_WHAT YOU NEED TO DO:_ Output each line exactly as it appears, skipping any embedded picture.

** begin DATA RECORDS **

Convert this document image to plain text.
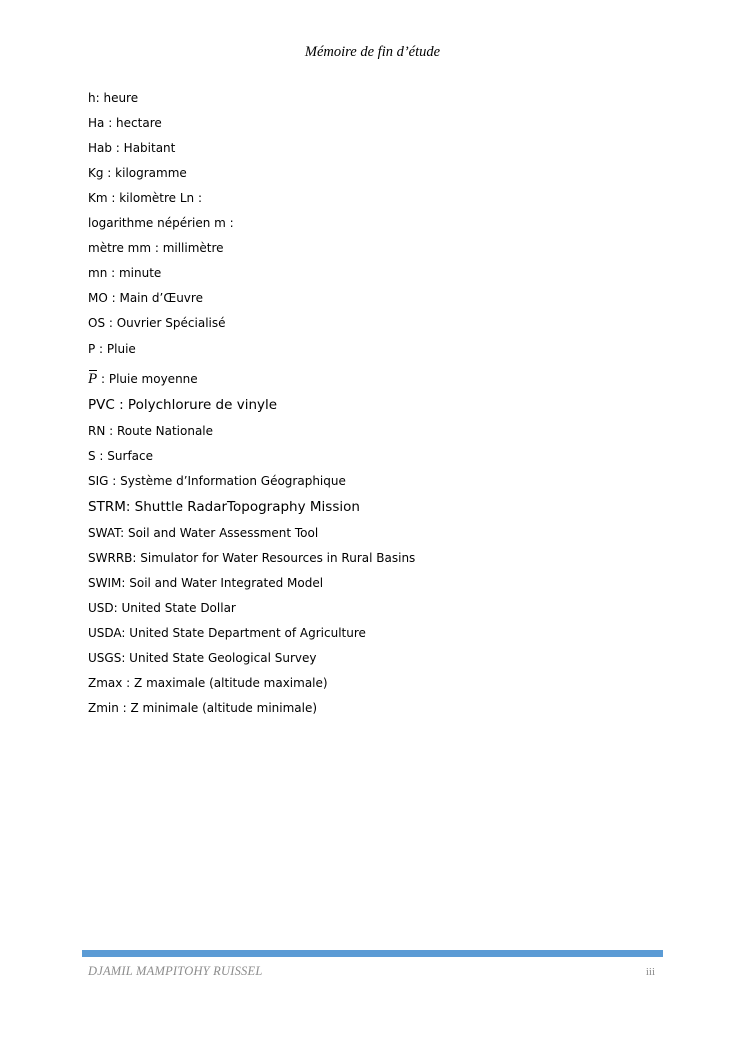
Mémoire de fin d’étude
h: heure
Ha : hectare
Hab : Habitant
Kg : kilogramme
Km : kilomètre Ln :
logarithme népérien m :
mètre mm : millimètre
mn : minute
MO : Main d’Œuvre
OS : Ouvrier Spécialisé
P : Pluie
P : Pluie moyenne
PVC : Polychlorure de vinyle
RN : Route Nationale
S : Surface
SIG : Système d’Information Géographique
STRM: Shuttle RadarTopography Mission
SWAT: Soil and Water Assessment Tool
SWRRB: Simulator for Water Resources in Rural Basins
SWIM: Soil and Water Integrated Model
USD: United State Dollar
USDA: United State Department of Agriculture
USGS: United State Geological Survey
Zmax : Z maximale (altitude maximale)
Zmin : Z minimale (altitude minimale)
DJAMIL MAMPITOHY RUISSEL	iii
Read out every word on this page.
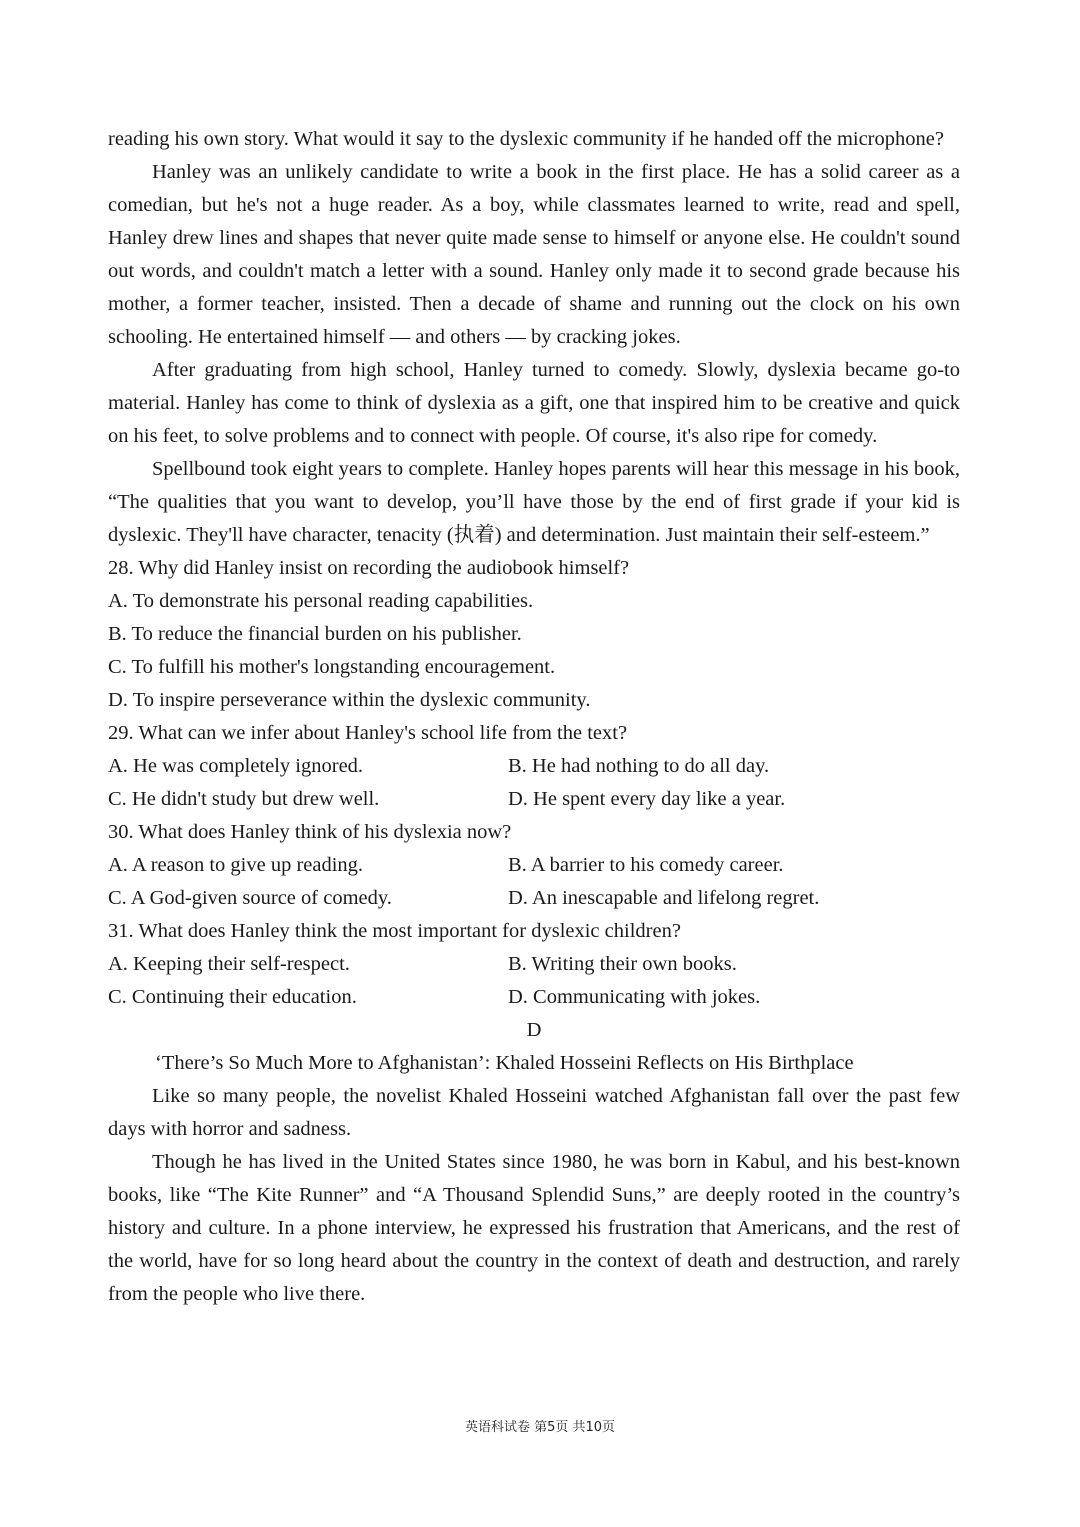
reading his own story. What would it say to the dyslexic community if he handed off the microphone?

Hanley was an unlikely candidate to write a book in the first place. He has a solid career as a comedian, but he's not a huge reader. As a boy, while classmates learned to write, read and spell, Hanley drew lines and shapes that never quite made sense to himself or anyone else. He couldn't sound out words, and couldn't match a letter with a sound. Hanley only made it to second grade because his mother, a former teacher, insisted. Then a decade of shame and running out the clock on his own schooling. He entertained himself — and others — by cracking jokes.

After graduating from high school, Hanley turned to comedy. Slowly, dyslexia became go-to material. Hanley has come to think of dyslexia as a gift, one that inspired him to be creative and quick on his feet, to solve problems and to connect with people. Of course, it's also ripe for comedy.

Spellbound took eight years to complete. Hanley hopes parents will hear this message in his book, “The qualities that you want to develop, you’ll have those by the end of first grade if your kid is dyslexic. They'll have character, tenacity (执着) and determination. Just maintain their self-esteem.”

28. Why did Hanley insist on recording the audiobook himself?

A. To demonstrate his personal reading capabilities.

B. To reduce the financial burden on his publisher.

C. To fulfill his mother's longstanding encouragement.

D. To inspire perseverance within the dyslexic community.

29. What can we infer about Hanley's school life from the text?

A. He was completely ignored.	B. He had nothing to do all day.

C. He didn't study but drew well.	D. He spent every day like a year.

30. What does Hanley think of his dyslexia now?

A. A reason to give up reading.	B. A barrier to his comedy career.

C. A God-given source of comedy.	D. An inescapable and lifelong regret.

31. What does Hanley think the most important for dyslexic children?

A. Keeping their self-respect.	B. Writing their own books.

C. Continuing their education.	D. Communicating with jokes.

D

‘There’s So Much More to Afghanistan’: Khaled Hosseini Reflects on His Birthplace

Like so many people, the novelist Khaled Hosseini watched Afghanistan fall over the past few days with horror and sadness.

Though he has lived in the United States since 1980, he was born in Kabul, and his best-known books, like “The Kite Runner” and “A Thousand Splendid Suns,” are deeply rooted in the country’s history and culture. In a phone interview, he expressed his frustration that Americans, and the rest of the world, have for so long heard about the country in the context of death and destruction, and rarely from the people who live there.

英语科试卷 第5页 共10页
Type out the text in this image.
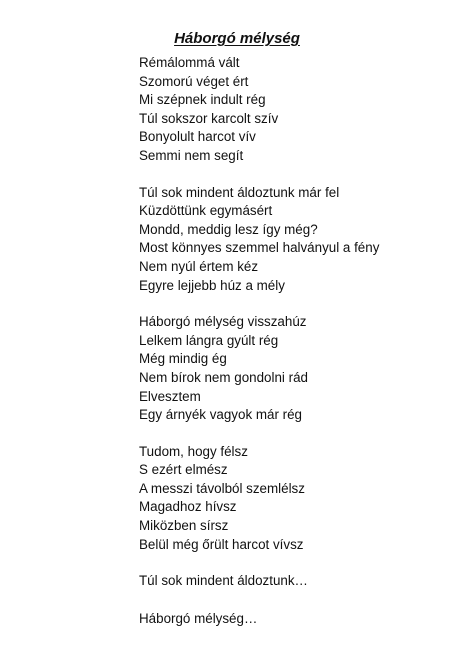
Háborgó mélység
Rémálommá vált
Szomorú véget ért
Mi szépnek indult rég
Túl sokszor karcolt szív
Bonyolult harcot vív
Semmi nem segít
Túl sok mindent áldoztunk már fel
Küzdöttünk egymásért
Mondd, meddig lesz így még?
Most könnyes szemmel halványul a fény
Nem nyúl értem kéz
Egyre lejjebb húz a mély
Háborgó mélység visszahúz
Lelkem lángra gyúlt rég
Még mindig ég
Nem bírok nem gondolni rád
Elvesztem
Egy árnyék vagyok már rég
Tudom, hogy félsz
S ezért elmész
A messzi távolból szemlélsz
Magadhoz hívsz
Miközben sírsz
Belül még őrült harcot vívsz
Túl sok mindent áldoztunk…
Háborgó mélység…
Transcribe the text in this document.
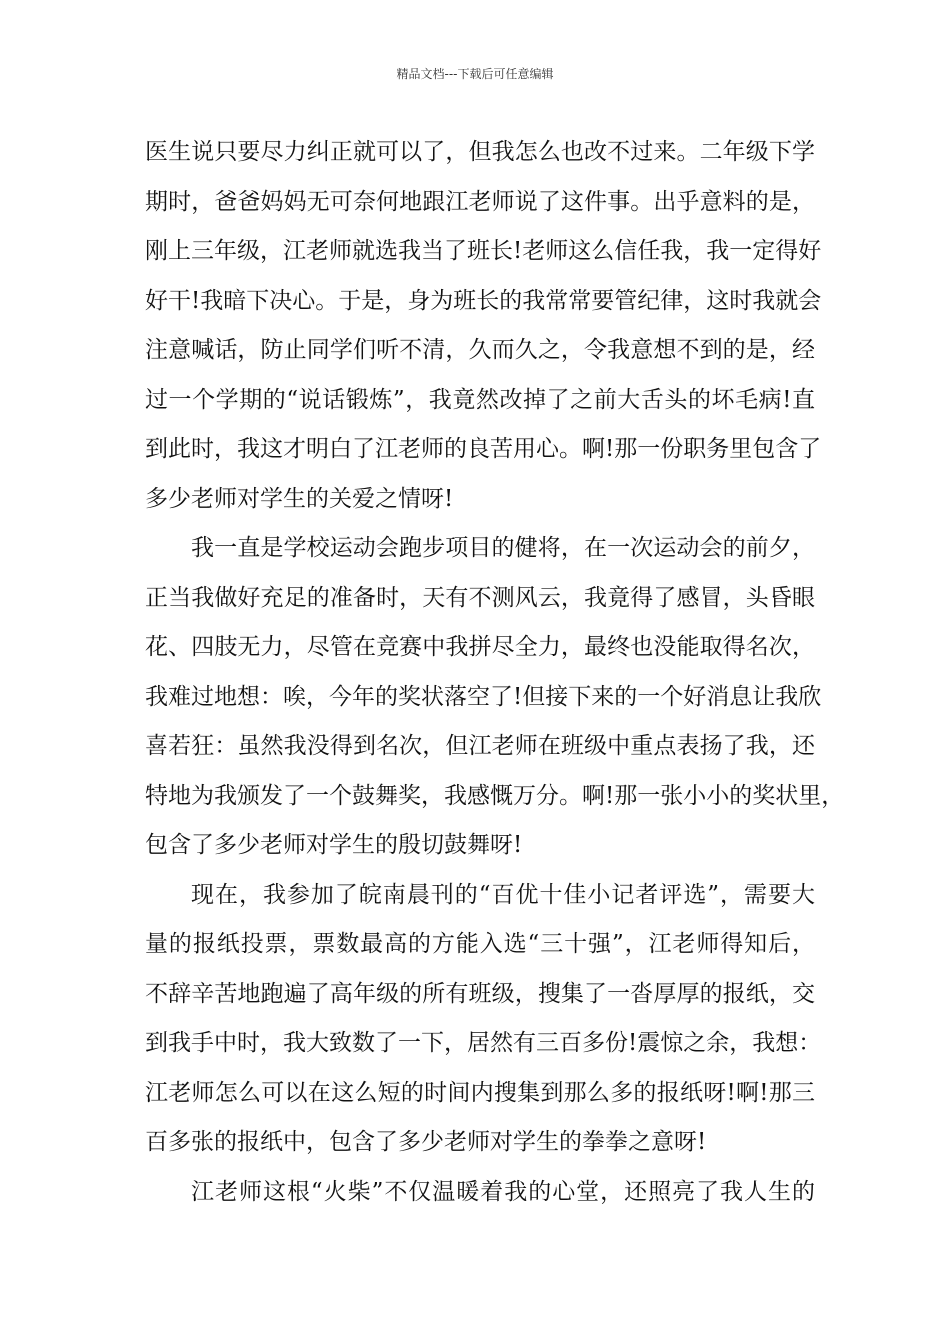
精品文档---下载后可任意编辑
医生说只要尽力纠正就可以了，但我怎么也改不过来。二年级下学
期时，爸爸妈妈无可奈何地跟江老师说了这件事。出乎意料的是，
刚上三年级，江老师就选我当了班长!老师这么信任我，我一定得好
好干!我暗下决心。于是，身为班长的我常常要管纪律，这时我就会
注意喊话，防止同学们听不清，久而久之，令我意想不到的是，经
过一个学期的“说话锻炼”，我竟然改掉了之前大舌头的坏毛病!直
到此时，我这才明白了江老师的良苦用心。啊!那一份职务里包含了
多少老师对学生的关爱之情呀!
我一直是学校运动会跑步项目的健将，在一次运动会的前夕，
正当我做好充足的准备时，天有不测风云，我竟得了感冒，头昏眼
花、四肢无力，尽管在竞赛中我拼尽全力，最终也没能取得名次，
我难过地想：唉，今年的奖状落空了!但接下来的一个好消息让我欣
喜若狂：虽然我没得到名次，但江老师在班级中重点表扬了我，还
特地为我颁发了一个鼓舞奖，我感慨万分。啊!那一张小小的奖状里，
包含了多少老师对学生的殷切鼓舞呀!
现在，我参加了皖南晨刊的“百优十佳小记者评选”，需要大
量的报纸投票，票数最高的方能入选“三十强”，江老师得知后，
不辞辛苦地跑遍了高年级的所有班级，搜集了一沓厚厚的报纸，交
到我手中时，我大致数了一下，居然有三百多份!震惊之余，我想：
江老师怎么可以在这么短的时间内搜集到那么多的报纸呀!啊!那三
百多张的报纸中，包含了多少老师对学生的拳拳之意呀!
江老师这根“火柴”不仅温暖着我的心堂，还照亮了我人生的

** end DATA RECORDS **

_COMPLETE RESPONSE:_
Convert this document image to plain text.
Mémoire de fin d’étude
h: heure
Ha : hectare
Hab : Habitant
Kg : kilogramme
Km : kilomètre Ln :
logarithme népérien m :
mètre mm : millimètre
mn : minute
MO : Main d’Œuvre
OS : Ouvrier Spécialisé
P : Pluie
P : Pluie moyenne
PVC : Polychlorure de vinyle
RN : Route Nationale
S : Surface
SIG : Système d’Information Géographique
STRM: Shuttle RadarTopography Mission
SWAT: Soil and Water Assessment Tool
SWRRB: Simulator for Water Resources in Rural Basins
SWIM: Soil and Water Integrated Model
USD: United State Dollar
USDA: United State Department of Agriculture
USGS: United State Geological Survey
Zmax : Z maximale (altitude maximale)
Zmin : Z minimale (altitude minimale)
DJAMIL MAMPITOHY RUISSEL	iii
Read out every word on this page.
reading his own story. What would it say to the dyslexic community if he handed off the microphone?

Hanley was an unlikely candidate to write a book in the first place. He has a solid career as a comedian, but he's not a huge reader. As a boy, while classmates learned to write, read and spell, Hanley drew lines and shapes that never quite made sense to himself or anyone else. He couldn't sound out words, and couldn't match a letter with a sound. Hanley only made it to second grade because his mother, a former teacher, insisted. Then a decade of shame and running out the clock on his own schooling. He entertained himself — and others — by cracking jokes.

After graduating from high school, Hanley turned to comedy. Slowly, dyslexia became go-to material. Hanley has come to think of dyslexia as a gift, one that inspired him to be creative and quick on his feet, to solve problems and to connect with people. Of course, it's also ripe for comedy.

Spellbound took eight years to complete. Hanley hopes parents will hear this message in his book, “The qualities that you want to develop, you’ll have those by the end of first grade if your kid is dyslexic. They'll have character, tenacity (执着) and determination. Just maintain their self-esteem.”

28. Why did Hanley insist on recording the audiobook himself?

A. To demonstrate his personal reading capabilities.

B. To reduce the financial burden on his publisher.

C. To fulfill his mother's longstanding encouragement.

D. To inspire perseverance within the dyslexic community.

29. What can we infer about Hanley's school life from the text?

A. He was completely ignored.	B. He had nothing to do all day.

C. He didn't study but drew well.	D. He spent every day like a year.

30. What does Hanley think of his dyslexia now?

A. A reason to give up reading.	B. A barrier to his comedy career.

C. A God-given source of comedy.	D. An inescapable and lifelong regret.

31. What does Hanley think the most important for dyslexic children?

A. Keeping their self-respect.	B. Writing their own books.

C. Continuing their education.	D. Communicating with jokes.

D

‘There’s So Much More to Afghanistan’: Khaled Hosseini Reflects on His Birthplace

Like so many people, the novelist Khaled Hosseini watched Afghanistan fall over the past few days with horror and sadness.

Though he has lived in the United States since 1980, he was born in Kabul, and his best-known books, like “The Kite Runner” and “A Thousand Splendid Suns,” are deeply rooted in the country’s history and culture. In a phone interview, he expressed his frustration that Americans, and the rest of the world, have for so long heard about the country in the context of death and destruction, and rarely from the people who live there.

英语科试卷 第5页 共10页
Type out the text in this image.
Háborgó mélység
Rémálommá vált
Szomorú véget ért
Mi szépnek indult rég
Túl sokszor karcolt szív
Bonyolult harcot vív
Semmi nem segít
Túl sok mindent áldoztunk már fel
Küzdöttünk egymásért
Mondd, meddig lesz így még?
Most könnyes szemmel halványul a fény
Nem nyúl értem kéz
Egyre lejjebb húz a mély
Háborgó mélység visszahúz
Lelkem lángra gyúlt rég
Még mindig ég
Nem bírok nem gondolni rád
Elvesztem
Egy árnyék vagyok már rég
Tudom, hogy félsz
S ezért elmész
A messzi távolból szemlélsz
Magadhoz hívsz
Miközben sírsz
Belül még őrült harcot vívsz
Túl sok mindent áldoztunk…
Háborgó mélység…
Transcribe the text in this document.
精品文档---下载后可任意编辑
医生说只要尽力纠正就可以了，但我怎么也改不过来。二年级下学
期时，爸爸妈妈无可奈何地跟江老师说了这件事。出乎意料的是，
刚上三年级，江老师就选我当了班长!老师这么信任我，我一定得好
好干!我暗下决心。于是，身为班长的我常常要管纪律，这时我就会
注意喊话，防止同学们听不清，久而久之，令我意想不到的是，经
过一个学期的“说话锻炼”，我竟然改掉了之前大舌头的坏毛病!直
到此时，我这才明白了江老师的良苦用心。啊!那一份职务里包含了
多少老师对学生的关爱之情呀!
我一直是学校运动会跑步项目的健将，在一次运动会的前夕，
正当我做好充足的准备时，天有不测风云，我竟得了感冒，头昏眼
花、四肢无力，尽管在竞赛中我拼尽全力，最终也没能取得名次，
我难过地想：唉，今年的奖状落空了!但接下来的一个好消息让我欣
喜若狂：虽然我没得到名次，但江老师在班级中重点表扬了我，还
特地为我颁发了一个鼓舞奖，我感慨万分。啊!那一张小小的奖状里，
包含了多少老师对学生的殷切鼓舞呀!
现在，我参加了皖南晨刊的“百优十佳小记者评选”，需要大
量的报纸投票，票数最高的方能入选“三十强”，江老师得知后，
不辞辛苦地跑遍了高年级的所有班级，搜集了一沓厚厚的报纸，交
到我手中时，我大致数了一下，居然有三百多份!震惊之余，我想：
江老师怎么可以在这么短的时间内搜集到那么多的报纸呀!啊!那三
百多张的报纸中，包含了多少老师对学生的拳拳之意呀!
江老师这根“火柴”不仅温暖着我的心堂，还照亮了我人生的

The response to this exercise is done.